+++ DATA FOR THIS EXERCISE +++

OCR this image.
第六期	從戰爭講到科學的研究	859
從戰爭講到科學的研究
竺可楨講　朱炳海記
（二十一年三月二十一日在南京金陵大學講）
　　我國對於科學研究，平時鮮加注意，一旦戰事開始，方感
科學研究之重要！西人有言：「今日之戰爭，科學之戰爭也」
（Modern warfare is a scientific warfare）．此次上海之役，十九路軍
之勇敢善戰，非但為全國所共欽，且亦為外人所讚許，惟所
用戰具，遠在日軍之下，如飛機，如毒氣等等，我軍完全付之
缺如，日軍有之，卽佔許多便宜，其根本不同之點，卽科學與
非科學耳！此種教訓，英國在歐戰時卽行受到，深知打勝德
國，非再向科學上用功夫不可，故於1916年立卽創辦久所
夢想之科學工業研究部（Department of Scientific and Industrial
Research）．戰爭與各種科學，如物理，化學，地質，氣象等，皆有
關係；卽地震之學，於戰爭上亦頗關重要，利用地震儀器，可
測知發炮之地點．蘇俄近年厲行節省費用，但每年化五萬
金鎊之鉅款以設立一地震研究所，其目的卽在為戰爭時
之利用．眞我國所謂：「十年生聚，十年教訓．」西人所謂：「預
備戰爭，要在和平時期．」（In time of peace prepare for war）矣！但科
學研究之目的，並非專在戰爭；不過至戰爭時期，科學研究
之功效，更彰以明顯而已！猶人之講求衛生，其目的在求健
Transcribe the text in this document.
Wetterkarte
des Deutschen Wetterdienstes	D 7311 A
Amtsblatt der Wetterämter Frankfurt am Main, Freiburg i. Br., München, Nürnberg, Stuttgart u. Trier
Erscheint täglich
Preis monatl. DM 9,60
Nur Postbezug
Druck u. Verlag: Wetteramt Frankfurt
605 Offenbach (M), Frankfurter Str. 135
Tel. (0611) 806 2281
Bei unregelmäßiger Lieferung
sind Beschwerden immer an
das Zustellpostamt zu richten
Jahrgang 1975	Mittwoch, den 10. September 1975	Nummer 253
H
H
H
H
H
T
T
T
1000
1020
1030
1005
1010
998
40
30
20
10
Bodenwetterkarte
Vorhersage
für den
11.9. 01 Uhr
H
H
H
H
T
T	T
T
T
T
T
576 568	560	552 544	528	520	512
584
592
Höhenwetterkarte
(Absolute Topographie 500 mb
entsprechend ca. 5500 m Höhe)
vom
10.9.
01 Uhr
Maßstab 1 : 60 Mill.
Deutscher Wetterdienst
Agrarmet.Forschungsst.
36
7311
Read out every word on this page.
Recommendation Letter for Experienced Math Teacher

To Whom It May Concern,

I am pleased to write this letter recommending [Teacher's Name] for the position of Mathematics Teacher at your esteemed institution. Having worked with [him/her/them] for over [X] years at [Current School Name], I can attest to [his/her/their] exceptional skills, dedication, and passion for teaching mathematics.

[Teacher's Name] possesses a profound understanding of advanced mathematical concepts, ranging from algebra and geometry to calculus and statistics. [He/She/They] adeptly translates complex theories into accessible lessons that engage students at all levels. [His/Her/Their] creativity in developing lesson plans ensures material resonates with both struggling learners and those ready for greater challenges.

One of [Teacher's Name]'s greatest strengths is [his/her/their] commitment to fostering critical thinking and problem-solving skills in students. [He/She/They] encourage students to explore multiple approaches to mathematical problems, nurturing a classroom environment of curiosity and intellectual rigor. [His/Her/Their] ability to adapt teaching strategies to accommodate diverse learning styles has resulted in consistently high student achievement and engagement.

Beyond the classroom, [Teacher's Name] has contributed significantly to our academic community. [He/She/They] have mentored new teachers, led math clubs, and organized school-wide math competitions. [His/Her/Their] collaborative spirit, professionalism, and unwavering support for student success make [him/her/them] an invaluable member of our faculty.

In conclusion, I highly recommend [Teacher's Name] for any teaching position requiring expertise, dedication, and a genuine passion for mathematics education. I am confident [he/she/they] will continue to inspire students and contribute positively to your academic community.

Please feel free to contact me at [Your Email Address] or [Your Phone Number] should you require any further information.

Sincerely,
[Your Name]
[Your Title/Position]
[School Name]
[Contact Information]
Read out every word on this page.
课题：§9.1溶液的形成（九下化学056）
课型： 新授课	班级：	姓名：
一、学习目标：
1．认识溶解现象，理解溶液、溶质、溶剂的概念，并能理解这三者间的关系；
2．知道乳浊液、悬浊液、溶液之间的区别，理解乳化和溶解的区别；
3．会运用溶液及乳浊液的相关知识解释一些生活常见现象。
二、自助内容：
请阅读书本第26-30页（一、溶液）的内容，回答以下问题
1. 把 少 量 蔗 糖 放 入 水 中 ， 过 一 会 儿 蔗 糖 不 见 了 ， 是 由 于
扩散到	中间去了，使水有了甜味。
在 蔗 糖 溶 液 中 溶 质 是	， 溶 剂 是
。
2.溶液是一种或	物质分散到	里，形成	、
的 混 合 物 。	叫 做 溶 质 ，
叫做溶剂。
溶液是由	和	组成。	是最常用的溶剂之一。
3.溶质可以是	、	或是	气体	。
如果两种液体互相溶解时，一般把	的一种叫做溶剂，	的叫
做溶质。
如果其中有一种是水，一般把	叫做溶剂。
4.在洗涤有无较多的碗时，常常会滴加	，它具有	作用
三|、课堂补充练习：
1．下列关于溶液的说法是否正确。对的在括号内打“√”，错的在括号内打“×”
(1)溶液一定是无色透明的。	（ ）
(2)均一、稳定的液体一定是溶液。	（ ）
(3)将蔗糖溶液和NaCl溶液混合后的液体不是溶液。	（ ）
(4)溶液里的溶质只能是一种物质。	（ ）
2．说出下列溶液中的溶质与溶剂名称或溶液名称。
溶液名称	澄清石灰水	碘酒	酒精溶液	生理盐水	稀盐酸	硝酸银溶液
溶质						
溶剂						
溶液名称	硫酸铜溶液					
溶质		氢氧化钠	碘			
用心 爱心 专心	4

+++

■ **YOUR GOAL**: Return each line of the data exactly as written above.

■ **RESPONSE**:
OCR this image.
第六期	從戰爭講到科學的研究	859
從戰爭講到科學的研究
竺可楨講　朱炳海記
（二十一年三月二十一日在南京金陵大學講）
　　我國對於科學研究，平時鮮加注意，一旦戰事開始，方感
科學研究之重要！西人有言：「今日之戰爭，科學之戰爭也」
（Modern warfare is a scientific warfare）．此次上海之役，十九路軍
之勇敢善戰，非但為全國所共欽，且亦為外人所讚許，惟所
用戰具，遠在日軍之下，如飛機，如毒氣等等，我軍完全付之
缺如，日軍有之，卽佔許多便宜，其根本不同之點，卽科學與
非科學耳！此種教訓，英國在歐戰時卽行受到，深知打勝德
國，非再向科學上用功夫不可，故於1916年立卽創辦久所
夢想之科學工業研究部（Department of Scientific and Industrial
Research）．戰爭與各種科學，如物理，化學，地質，氣象等，皆有
關係；卽地震之學，於戰爭上亦頗關重要，利用地震儀器，可
測知發炮之地點．蘇俄近年厲行節省費用，但每年化五萬
金鎊之鉅款以設立一地震研究所，其目的卽在為戰爭時
之利用．眞我國所謂：「十年生聚，十年教訓．」西人所謂：「預
備戰爭，要在和平時期．」（In time of peace prepare for war）矣！但科
學研究之目的，並非專在戰爭；不過至戰爭時期，科學研究
之功效，更彰以明顯而已！猶人之講求衛生，其目的在求健
Transcribe the text in this document.
Wetterkarte
des Deutschen Wetterdienstes	D 7311 A
Amtsblatt der Wetterämter Frankfurt am Main, Freiburg i. Br., München, Nürnberg, Stuttgart u. Trier
Erscheint täglich
Preis monatl. DM 9,60
Nur Postbezug
Druck u. Verlag: Wetteramt Frankfurt
605 Offenbach (M), Frankfurter Str. 135
Tel. (0611) 806 2281
Bei unregelmäßiger Lieferung
sind Beschwerden immer an
das Zustellpostamt zu richten
Jahrgang 1975	Mittwoch, den 10. September 1975	Nummer 253
H
H
H
H
H
T
T
T
1000
1020
1030
1005
1010
998
40
30
20
10
Bodenwetterkarte
Vorhersage
für den
11.9. 01 Uhr
H
H
H
H
T
T	T
T
T
T
T
576 568	560	552 544	528	520	512
584
592
Höhenwetterkarte
(Absolute Topographie 500 mb
entsprechend ca. 5500 m Höhe)
vom
10.9.
01 Uhr
Maßstab 1 : 60 Mill.
Deutscher Wetterdienst
Agrarmet.Forschungsst.
36
7311
Read out every word on this page.
Recommendation Letter for Experienced Math Teacher

To Whom It May Concern,

I am pleased to write this letter recommending [Teacher's Name] for the position of Mathematics Teacher at your esteemed institution. Having worked with [him/her/them] for over [X] years at [Current School Name], I can attest to [his/her/their] exceptional skills, dedication, and passion for teaching mathematics.

[Teacher's Name] possesses a profound understanding of advanced mathematical concepts, ranging from algebra and geometry to calculus and statistics. [He/She/They] adeptly translates complex theories into accessible lessons that engage students at all levels. [His/Her/Their] creativity in developing lesson plans ensures material resonates with both struggling learners and those ready for greater challenges.

One of [Teacher's Name]'s greatest strengths is [his/her/their] commitment to fostering critical thinking and problem-solving skills in students. [He/She/They] encourage students to explore multiple approaches to mathematical problems, nurturing a classroom environment of curiosity and intellectual rigor. [His/Her/Their] ability to adapt teaching strategies to accommodate diverse learning styles has resulted in consistently high student achievement and engagement.

Beyond the classroom, [Teacher's Name] has contributed significantly to our academic community. [He/She/They] have mentored new teachers, led math clubs, and organized school-wide math competitions. [His/Her/Their] collaborative spirit, professionalism, and unwavering support for student success make [him/her/them] an invaluable member of our faculty.

In conclusion, I highly recommend [Teacher's Name] for any teaching position requiring expertise, dedication, and a genuine passion for mathematics education. I am confident [he/she/they] will continue to inspire students and contribute positively to your academic community.

Please feel free to contact me at [Your Email Address] or [Your Phone Number] should you require any further information.

Sincerely,
[Your Name]
[Your Title/Position]
[School Name]
[Contact Information]
Read out every word on this page.
课题：§9.1溶液的形成（九下化学056）
课型： 新授课	班级：	姓名：
一、学习目标：
1．认识溶解现象，理解溶液、溶质、溶剂的概念，并能理解这三者间的关系；
2．知道乳浊液、悬浊液、溶液之间的区别，理解乳化和溶解的区别；
3．会运用溶液及乳浊液的相关知识解释一些生活常见现象。
二、自助内容：
请阅读书本第26-30页（一、溶液）的内容，回答以下问题
1. 把 少 量 蔗 糖 放 入 水 中 ， 过 一 会 儿 蔗 糖 不 见 了 ， 是 由 于
扩散到	中间去了，使水有了甜味。
在 蔗 糖 溶 液 中 溶 质 是	， 溶 剂 是
。
2.溶液是一种或	物质分散到	里，形成	、
的 混 合 物 。	叫 做 溶 质 ，
叫做溶剂。
溶液是由	和	组成。	是最常用的溶剂之一。
3.溶质可以是	、	或是	气体	。
如果两种液体互相溶解时，一般把	的一种叫做溶剂，	的叫
做溶质。
如果其中有一种是水，一般把	叫做溶剂。
4.在洗涤有无较多的碗时，常常会滴加	，它具有	作用
三|、课堂补充练习：
1．下列关于溶液的说法是否正确。对的在括号内打“√”，错的在括号内打“×”
(1)溶液一定是无色透明的。	（ ）
(2)均一、稳定的液体一定是溶液。	（ ）
(3)将蔗糖溶液和NaCl溶液混合后的液体不是溶液。	（ ）
(4)溶液里的溶质只能是一种物质。	（ ）
2．说出下列溶液中的溶质与溶剂名称或溶液名称。
溶液名称	澄清石灰水	碘酒	酒精溶液	生理盐水	稀盐酸	硝酸银溶液
溶质						
溶剂						
溶液名称	硫酸铜溶液					
溶质		氢氧化钠	碘			
用心 爱心 专心	4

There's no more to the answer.